▸ Stated goal
Each line below should be reproduced without any alteration.

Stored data
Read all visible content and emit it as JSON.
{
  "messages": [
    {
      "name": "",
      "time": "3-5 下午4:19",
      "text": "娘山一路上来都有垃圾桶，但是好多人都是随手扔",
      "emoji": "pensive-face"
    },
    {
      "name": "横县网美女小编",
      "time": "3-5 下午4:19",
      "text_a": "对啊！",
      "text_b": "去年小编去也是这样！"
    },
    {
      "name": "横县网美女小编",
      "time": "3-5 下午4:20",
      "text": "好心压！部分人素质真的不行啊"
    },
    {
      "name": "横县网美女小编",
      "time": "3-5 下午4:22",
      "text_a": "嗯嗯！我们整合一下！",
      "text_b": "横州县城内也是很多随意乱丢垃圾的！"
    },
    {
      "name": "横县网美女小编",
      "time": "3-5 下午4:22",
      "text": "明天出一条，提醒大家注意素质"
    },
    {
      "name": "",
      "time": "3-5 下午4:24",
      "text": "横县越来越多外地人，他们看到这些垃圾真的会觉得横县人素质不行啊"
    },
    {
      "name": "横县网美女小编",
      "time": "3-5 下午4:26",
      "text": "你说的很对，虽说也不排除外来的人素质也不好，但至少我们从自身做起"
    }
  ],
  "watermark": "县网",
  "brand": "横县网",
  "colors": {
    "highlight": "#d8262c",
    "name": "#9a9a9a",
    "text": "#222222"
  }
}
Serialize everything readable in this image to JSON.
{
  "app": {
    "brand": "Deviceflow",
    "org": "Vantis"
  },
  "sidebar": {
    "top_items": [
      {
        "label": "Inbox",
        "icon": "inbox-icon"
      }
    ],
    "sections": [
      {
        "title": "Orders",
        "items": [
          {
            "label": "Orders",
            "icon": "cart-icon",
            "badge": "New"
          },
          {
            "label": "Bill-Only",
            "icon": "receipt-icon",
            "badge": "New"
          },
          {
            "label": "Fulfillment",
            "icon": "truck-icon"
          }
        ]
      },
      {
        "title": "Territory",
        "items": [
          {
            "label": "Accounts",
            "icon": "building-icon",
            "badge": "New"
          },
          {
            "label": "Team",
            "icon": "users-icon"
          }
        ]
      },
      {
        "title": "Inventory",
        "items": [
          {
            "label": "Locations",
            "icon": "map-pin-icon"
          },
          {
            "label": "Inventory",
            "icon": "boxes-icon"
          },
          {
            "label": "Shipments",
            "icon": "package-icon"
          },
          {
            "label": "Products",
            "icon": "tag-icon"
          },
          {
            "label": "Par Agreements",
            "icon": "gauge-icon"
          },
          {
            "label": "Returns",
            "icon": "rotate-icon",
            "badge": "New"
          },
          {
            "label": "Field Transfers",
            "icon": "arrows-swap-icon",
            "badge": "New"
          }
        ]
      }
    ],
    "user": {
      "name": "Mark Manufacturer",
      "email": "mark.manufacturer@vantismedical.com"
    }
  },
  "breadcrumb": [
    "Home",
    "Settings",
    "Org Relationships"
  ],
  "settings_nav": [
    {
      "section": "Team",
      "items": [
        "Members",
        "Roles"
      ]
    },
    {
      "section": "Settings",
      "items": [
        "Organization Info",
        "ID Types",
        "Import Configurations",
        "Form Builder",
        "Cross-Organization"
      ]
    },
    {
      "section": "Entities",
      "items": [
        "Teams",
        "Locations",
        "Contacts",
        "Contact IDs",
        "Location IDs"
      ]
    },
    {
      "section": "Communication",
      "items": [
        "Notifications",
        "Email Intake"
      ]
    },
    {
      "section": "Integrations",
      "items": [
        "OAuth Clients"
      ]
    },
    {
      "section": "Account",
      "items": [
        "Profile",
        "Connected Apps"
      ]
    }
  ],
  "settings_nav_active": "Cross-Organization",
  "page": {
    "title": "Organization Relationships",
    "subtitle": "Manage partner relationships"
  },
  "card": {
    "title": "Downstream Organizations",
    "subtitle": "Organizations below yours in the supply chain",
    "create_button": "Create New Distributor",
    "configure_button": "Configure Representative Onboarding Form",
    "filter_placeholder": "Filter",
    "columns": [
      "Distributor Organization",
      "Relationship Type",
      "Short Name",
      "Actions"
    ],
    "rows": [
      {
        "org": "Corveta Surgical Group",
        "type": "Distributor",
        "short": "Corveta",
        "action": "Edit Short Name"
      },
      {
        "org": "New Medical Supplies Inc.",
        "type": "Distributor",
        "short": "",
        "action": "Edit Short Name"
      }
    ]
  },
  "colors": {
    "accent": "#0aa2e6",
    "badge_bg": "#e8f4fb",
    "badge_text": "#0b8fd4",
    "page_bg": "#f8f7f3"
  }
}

▸ Result
Read all visible content and emit it as JSON.
{
  "messages": [
    {
      "name": "",
      "time": "3-5 下午4:19",
      "text": "娘山一路上来都有垃圾桶，但是好多人都是随手扔",
      "emoji": "pensive-face"
    },
    {
      "name": "横县网美女小编",
      "time": "3-5 下午4:19",
      "text_a": "对啊！",
      "text_b": "去年小编去也是这样！"
    },
    {
      "name": "横县网美女小编",
      "time": "3-5 下午4:20",
      "text": "好心压！部分人素质真的不行啊"
    },
    {
      "name": "横县网美女小编",
      "time": "3-5 下午4:22",
      "text_a": "嗯嗯！我们整合一下！",
      "text_b": "横州县城内也是很多随意乱丢垃圾的！"
    },
    {
      "name": "横县网美女小编",
      "time": "3-5 下午4:22",
      "text": "明天出一条，提醒大家注意素质"
    },
    {
      "name": "",
      "time": "3-5 下午4:24",
      "text": "横县越来越多外地人，他们看到这些垃圾真的会觉得横县人素质不行啊"
    },
    {
      "name": "横县网美女小编",
      "time": "3-5 下午4:26",
      "text": "你说的很对，虽说也不排除外来的人素质也不好，但至少我们从自身做起"
    }
  ],
  "watermark": "县网",
  "brand": "横县网",
  "colors": {
    "highlight": "#d8262c",
    "name": "#9a9a9a",
    "text": "#222222"
  }
}
Serialize everything readable in this image to JSON.
{
  "app": {
    "brand": "Deviceflow",
    "org": "Vantis"
  },
  "sidebar": {
    "top_items": [
      {
        "label": "Inbox",
        "icon": "inbox-icon"
      }
    ],
    "sections": [
      {
        "title": "Orders",
        "items": [
          {
            "label": "Orders",
            "icon": "cart-icon",
            "badge": "New"
          },
          {
            "label": "Bill-Only",
            "icon": "receipt-icon",
            "badge": "New"
          },
          {
            "label": "Fulfillment",
            "icon": "truck-icon"
          }
        ]
      },
      {
        "title": "Territory",
        "items": [
          {
            "label": "Accounts",
            "icon": "building-icon",
            "badge": "New"
          },
          {
            "label": "Team",
            "icon": "users-icon"
          }
        ]
      },
      {
        "title": "Inventory",
        "items": [
          {
            "label": "Locations",
            "icon": "map-pin-icon"
          },
          {
            "label": "Inventory",
            "icon": "boxes-icon"
          },
          {
            "label": "Shipments",
            "icon": "package-icon"
          },
          {
            "label": "Products",
            "icon": "tag-icon"
          },
          {
            "label": "Par Agreements",
            "icon": "gauge-icon"
          },
          {
            "label": "Returns",
            "icon": "rotate-icon",
            "badge": "New"
          },
          {
            "label": "Field Transfers",
            "icon": "arrows-swap-icon",
            "badge": "New"
          }
        ]
      }
    ],
    "user": {
      "name": "Mark Manufacturer",
      "email": "mark.manufacturer@vantismedical.com"
    }
  },
  "breadcrumb": [
    "Home",
    "Settings",
    "Org Relationships"
  ],
  "settings_nav": [
    {
      "section": "Team",
      "items": [
        "Members",
        "Roles"
      ]
    },
    {
      "section": "Settings",
      "items": [
        "Organization Info",
        "ID Types",
        "Import Configurations",
        "Form Builder",
        "Cross-Organization"
      ]
    },
    {
      "section": "Entities",
      "items": [
        "Teams",
        "Locations",
        "Contacts",
        "Contact IDs",
        "Location IDs"
      ]
    },
    {
      "section": "Communication",
      "items": [
        "Notifications",
        "Email Intake"
      ]
    },
    {
      "section": "Integrations",
      "items": [
        "OAuth Clients"
      ]
    },
    {
      "section": "Account",
      "items": [
        "Profile",
        "Connected Apps"
      ]
    }
  ],
  "settings_nav_active": "Cross-Organization",
  "page": {
    "title": "Organization Relationships",
    "subtitle": "Manage partner relationships"
  },
  "card": {
    "title": "Downstream Organizations",
    "subtitle": "Organizations below yours in the supply chain",
    "create_button": "Create New Distributor",
    "configure_button": "Configure Representative Onboarding Form",
    "filter_placeholder": "Filter",
    "columns": [
      "Distributor Organization",
      "Relationship Type",
      "Short Name",
      "Actions"
    ],
    "rows": [
      {
        "org": "Corveta Surgical Group",
        "type": "Distributor",
        "short": "Corveta",
        "action": "Edit Short Name"
      },
      {
        "org": "New Medical Supplies Inc.",
        "type": "Distributor",
        "short": "",
        "action": "Edit Short Name"
      }
    ]
  },
  "colors": {
    "accent": "#0aa2e6",
    "badge_bg": "#e8f4fb",
    "badge_text": "#0b8fd4",
    "page_bg": "#f8f7f3"
  }
}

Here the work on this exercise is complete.